-- BEGIN Raw records --
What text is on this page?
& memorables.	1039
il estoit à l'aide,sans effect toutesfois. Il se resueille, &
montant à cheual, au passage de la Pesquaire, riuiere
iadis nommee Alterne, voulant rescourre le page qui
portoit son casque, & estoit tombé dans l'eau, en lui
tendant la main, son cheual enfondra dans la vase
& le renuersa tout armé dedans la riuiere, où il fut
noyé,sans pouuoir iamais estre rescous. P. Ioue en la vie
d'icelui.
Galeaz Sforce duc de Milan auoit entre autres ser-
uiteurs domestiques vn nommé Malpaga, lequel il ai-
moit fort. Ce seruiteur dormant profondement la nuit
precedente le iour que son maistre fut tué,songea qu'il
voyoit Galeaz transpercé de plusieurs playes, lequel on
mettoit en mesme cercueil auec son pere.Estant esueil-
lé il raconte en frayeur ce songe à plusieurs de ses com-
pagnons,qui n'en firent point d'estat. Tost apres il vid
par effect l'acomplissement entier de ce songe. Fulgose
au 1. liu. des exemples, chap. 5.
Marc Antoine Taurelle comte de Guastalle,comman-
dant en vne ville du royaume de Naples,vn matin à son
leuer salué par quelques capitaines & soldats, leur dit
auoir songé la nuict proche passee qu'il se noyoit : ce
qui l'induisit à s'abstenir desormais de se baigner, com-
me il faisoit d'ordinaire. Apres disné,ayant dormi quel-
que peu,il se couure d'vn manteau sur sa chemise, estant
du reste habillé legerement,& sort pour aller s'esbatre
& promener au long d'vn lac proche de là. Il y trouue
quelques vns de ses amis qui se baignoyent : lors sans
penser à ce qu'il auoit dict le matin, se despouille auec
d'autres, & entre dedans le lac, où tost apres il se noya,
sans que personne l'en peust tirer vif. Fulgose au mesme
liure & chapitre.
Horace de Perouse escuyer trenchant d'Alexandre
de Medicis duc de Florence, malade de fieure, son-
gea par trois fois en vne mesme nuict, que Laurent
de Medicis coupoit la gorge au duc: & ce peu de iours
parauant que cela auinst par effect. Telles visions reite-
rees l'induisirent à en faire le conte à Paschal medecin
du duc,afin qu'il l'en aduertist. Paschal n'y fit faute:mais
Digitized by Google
-- END Raw records --
Set problem
Copy every line above in which the string "Paschal" shows up.

Solution for this exercise
rees l'induisirent à en faire le conte à Paschal medecin
du duc,afin qu'il l'en aduertist. Paschal n'y fit faute:mais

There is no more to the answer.